# [THE TASK]
Write out all the lines again, precisely as they stand, but without the images.
——————————
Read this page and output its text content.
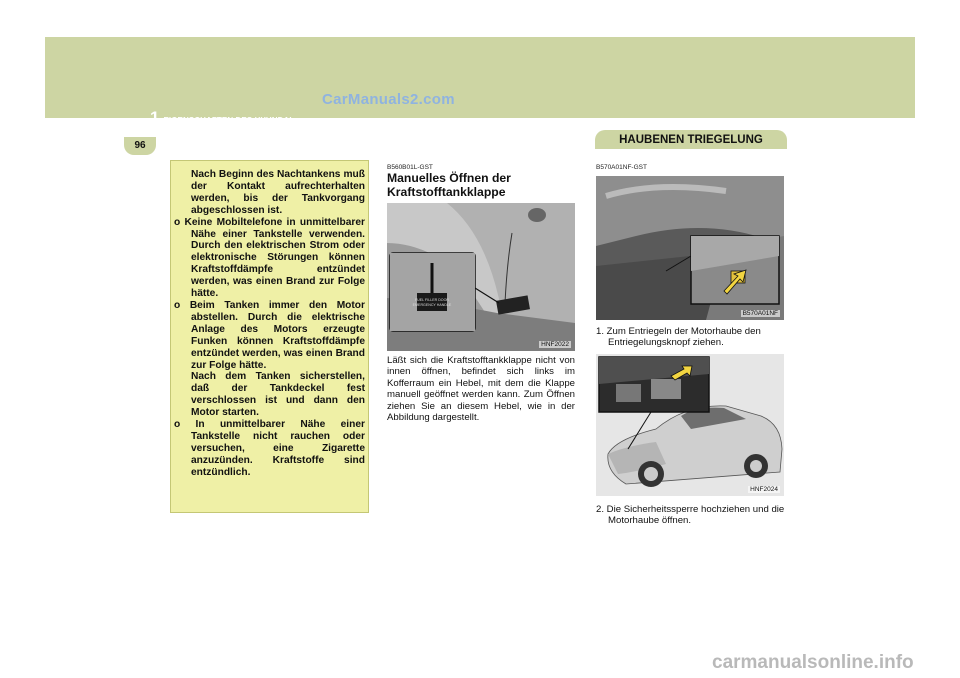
CarManuals2.com
1 EIGENSCHAFTEN DES HYUNDAI
96	HAUBENEN TRIEGELUNG

Nach Beginn des Nachtankens muß der Kontakt aufrechterhalten werden, bis der Tankvorgang abgeschlossen ist.

o Keine Mobiltelefone in unmittelbarer Nähe einer Tankstelle verwenden. Durch den elektrischen Strom oder elektronische Störungen können Kraftstoffdämpfe entzündet werden, was einen Brand zur Folge hätte.

o Beim Tanken immer den Motor abstellen. Durch die elektrische Anlage des Motors erzeugte Funken können Kraftstoffdämpfe entzündet werden, was einen Brand zur Folge hätte.

Nach dem Tanken sicherstellen, daß der Tankdeckel fest verschlossen ist und dann den Motor starten.

o In unmittelbarer Nähe einer Tankstelle nicht rauchen oder versuchen, eine Zigarette anzuzünden. Kraftstoffe sind entzündlich.

B560B01L-GST
Manuelles Öffnen der Kraftstofftankklappe
FUEL FILLER DOOR
EMERGENCY HANDLE
HNF2022
Läßt sich die Kraftstofftankklappe nicht von innen öffnen, befindet sich links im Kofferraum ein Hebel, mit dem die Klappe manuell geöffnet werden kann. Zum Öffnen ziehen Sie an diesem Hebel, wie in der Abbildung dargestellt.
B570A01NF-GST
B570A01NF
1. Zum Entriegeln der Motorhaube den Entriegelungsknopf ziehen.
HNF2024
2. Die Sicherheitssperre hochziehen und die Motorhaube öffnen.
carmanualsonline.info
——————————
# [RESULT OF THE EXERCISE]
Read this page and output its text content.
CarManuals2.com
1 EIGENSCHAFTEN DES HYUNDAI
96	HAUBENEN TRIEGELUNG

Nach Beginn des Nachtankens muß der Kontakt aufrechterhalten werden, bis der Tankvorgang abgeschlossen ist.

o Keine Mobiltelefone in unmittelbarer Nähe einer Tankstelle verwenden. Durch den elektrischen Strom oder elektronische Störungen können Kraftstoffdämpfe entzündet werden, was einen Brand zur Folge hätte.

o Beim Tanken immer den Motor abstellen. Durch die elektrische Anlage des Motors erzeugte Funken können Kraftstoffdämpfe entzündet werden, was einen Brand zur Folge hätte.

Nach dem Tanken sicherstellen, daß der Tankdeckel fest verschlossen ist und dann den Motor starten.

o In unmittelbarer Nähe einer Tankstelle nicht rauchen oder versuchen, eine Zigarette anzuzünden. Kraftstoffe sind entzündlich.

B560B01L-GST
Manuelles Öffnen der Kraftstofftankklappe
FUEL FILLER DOOR
EMERGENCY HANDLE
HNF2022
Läßt sich die Kraftstofftankklappe nicht von innen öffnen, befindet sich links im Kofferraum ein Hebel, mit dem die Klappe manuell geöffnet werden kann. Zum Öffnen ziehen Sie an diesem Hebel, wie in der Abbildung dargestellt.
B570A01NF-GST
B570A01NF
1. Zum Entriegeln der Motorhaube den Entriegelungsknopf ziehen.
HNF2024
2. Die Sicherheitssperre hochziehen und die Motorhaube öffnen.
carmanualsonline.info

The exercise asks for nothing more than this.